───── SOURCE DATA
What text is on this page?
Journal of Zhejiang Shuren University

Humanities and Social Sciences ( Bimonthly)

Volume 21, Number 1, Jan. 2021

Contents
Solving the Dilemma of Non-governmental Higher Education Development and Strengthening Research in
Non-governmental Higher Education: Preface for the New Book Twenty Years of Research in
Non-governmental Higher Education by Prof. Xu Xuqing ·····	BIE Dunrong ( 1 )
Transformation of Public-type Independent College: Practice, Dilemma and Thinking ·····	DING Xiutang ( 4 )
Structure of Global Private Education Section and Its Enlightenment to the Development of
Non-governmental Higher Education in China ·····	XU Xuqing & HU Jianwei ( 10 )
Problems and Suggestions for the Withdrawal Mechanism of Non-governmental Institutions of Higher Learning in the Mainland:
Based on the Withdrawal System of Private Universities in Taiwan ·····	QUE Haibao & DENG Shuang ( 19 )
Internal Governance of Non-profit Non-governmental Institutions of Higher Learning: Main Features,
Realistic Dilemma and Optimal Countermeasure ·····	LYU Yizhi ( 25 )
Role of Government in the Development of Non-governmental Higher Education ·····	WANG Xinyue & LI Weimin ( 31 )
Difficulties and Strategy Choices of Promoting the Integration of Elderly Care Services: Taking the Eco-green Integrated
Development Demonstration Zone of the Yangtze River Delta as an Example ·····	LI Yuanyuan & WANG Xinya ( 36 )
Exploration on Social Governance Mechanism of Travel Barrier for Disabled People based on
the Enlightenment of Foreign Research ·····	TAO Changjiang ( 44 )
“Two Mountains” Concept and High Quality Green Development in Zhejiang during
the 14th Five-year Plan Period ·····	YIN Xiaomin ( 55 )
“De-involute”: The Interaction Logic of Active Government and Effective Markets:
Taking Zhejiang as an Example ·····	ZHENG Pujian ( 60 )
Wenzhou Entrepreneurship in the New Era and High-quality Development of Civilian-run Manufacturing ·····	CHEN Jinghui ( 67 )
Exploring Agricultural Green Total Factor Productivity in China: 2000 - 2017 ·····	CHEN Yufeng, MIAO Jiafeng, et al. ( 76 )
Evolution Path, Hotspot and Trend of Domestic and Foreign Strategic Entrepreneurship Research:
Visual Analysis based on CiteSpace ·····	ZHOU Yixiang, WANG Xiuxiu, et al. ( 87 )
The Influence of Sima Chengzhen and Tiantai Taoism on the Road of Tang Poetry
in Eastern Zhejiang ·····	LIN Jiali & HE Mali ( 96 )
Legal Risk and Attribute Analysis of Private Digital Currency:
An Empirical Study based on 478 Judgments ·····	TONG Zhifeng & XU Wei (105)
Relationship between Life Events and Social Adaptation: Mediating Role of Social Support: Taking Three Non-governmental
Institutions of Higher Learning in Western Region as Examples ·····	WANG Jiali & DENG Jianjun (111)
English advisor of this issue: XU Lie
──────────
## STATED EXERCISE
Return all of the data word for word.

## RESPONSE TO THIS EXERCISE
What text is on this page?
Journal of Zhejiang Shuren University

Humanities and Social Sciences ( Bimonthly)

Volume 21, Number 1, Jan. 2021

Contents
Solving the Dilemma of Non-governmental Higher Education Development and Strengthening Research in
Non-governmental Higher Education: Preface for the New Book Twenty Years of Research in
Non-governmental Higher Education by Prof. Xu Xuqing ·····	BIE Dunrong ( 1 )
Transformation of Public-type Independent College: Practice, Dilemma and Thinking ·····	DING Xiutang ( 4 )
Structure of Global Private Education Section and Its Enlightenment to the Development of
Non-governmental Higher Education in China ·····	XU Xuqing & HU Jianwei ( 10 )
Problems and Suggestions for the Withdrawal Mechanism of Non-governmental Institutions of Higher Learning in the Mainland:
Based on the Withdrawal System of Private Universities in Taiwan ·····	QUE Haibao & DENG Shuang ( 19 )
Internal Governance of Non-profit Non-governmental Institutions of Higher Learning: Main Features,
Realistic Dilemma and Optimal Countermeasure ·····	LYU Yizhi ( 25 )
Role of Government in the Development of Non-governmental Higher Education ·····	WANG Xinyue & LI Weimin ( 31 )
Difficulties and Strategy Choices of Promoting the Integration of Elderly Care Services: Taking the Eco-green Integrated
Development Demonstration Zone of the Yangtze River Delta as an Example ·····	LI Yuanyuan & WANG Xinya ( 36 )
Exploration on Social Governance Mechanism of Travel Barrier for Disabled People based on
the Enlightenment of Foreign Research ·····	TAO Changjiang ( 44 )
“Two Mountains” Concept and High Quality Green Development in Zhejiang during
the 14th Five-year Plan Period ·····	YIN Xiaomin ( 55 )
“De-involute”: The Interaction Logic of Active Government and Effective Markets:
Taking Zhejiang as an Example ·····	ZHENG Pujian ( 60 )
Wenzhou Entrepreneurship in the New Era and High-quality Development of Civilian-run Manufacturing ·····	CHEN Jinghui ( 67 )
Exploring Agricultural Green Total Factor Productivity in China: 2000 - 2017 ·····	CHEN Yufeng, MIAO Jiafeng, et al. ( 76 )
Evolution Path, Hotspot and Trend of Domestic and Foreign Strategic Entrepreneurship Research:
Visual Analysis based on CiteSpace ·····	ZHOU Yixiang, WANG Xiuxiu, et al. ( 87 )
The Influence of Sima Chengzhen and Tiantai Taoism on the Road of Tang Poetry
in Eastern Zhejiang ·····	LIN Jiali & HE Mali ( 96 )
Legal Risk and Attribute Analysis of Private Digital Currency:
An Empirical Study based on 478 Judgments ·····	TONG Zhifeng & XU Wei (105)
Relationship between Life Events and Social Adaptation: Mediating Role of Social Support: Taking Three Non-governmental
Institutions of Higher Learning in Western Region as Examples ·····	WANG Jiali & DENG Jianjun (111)
English advisor of this issue: XU Lie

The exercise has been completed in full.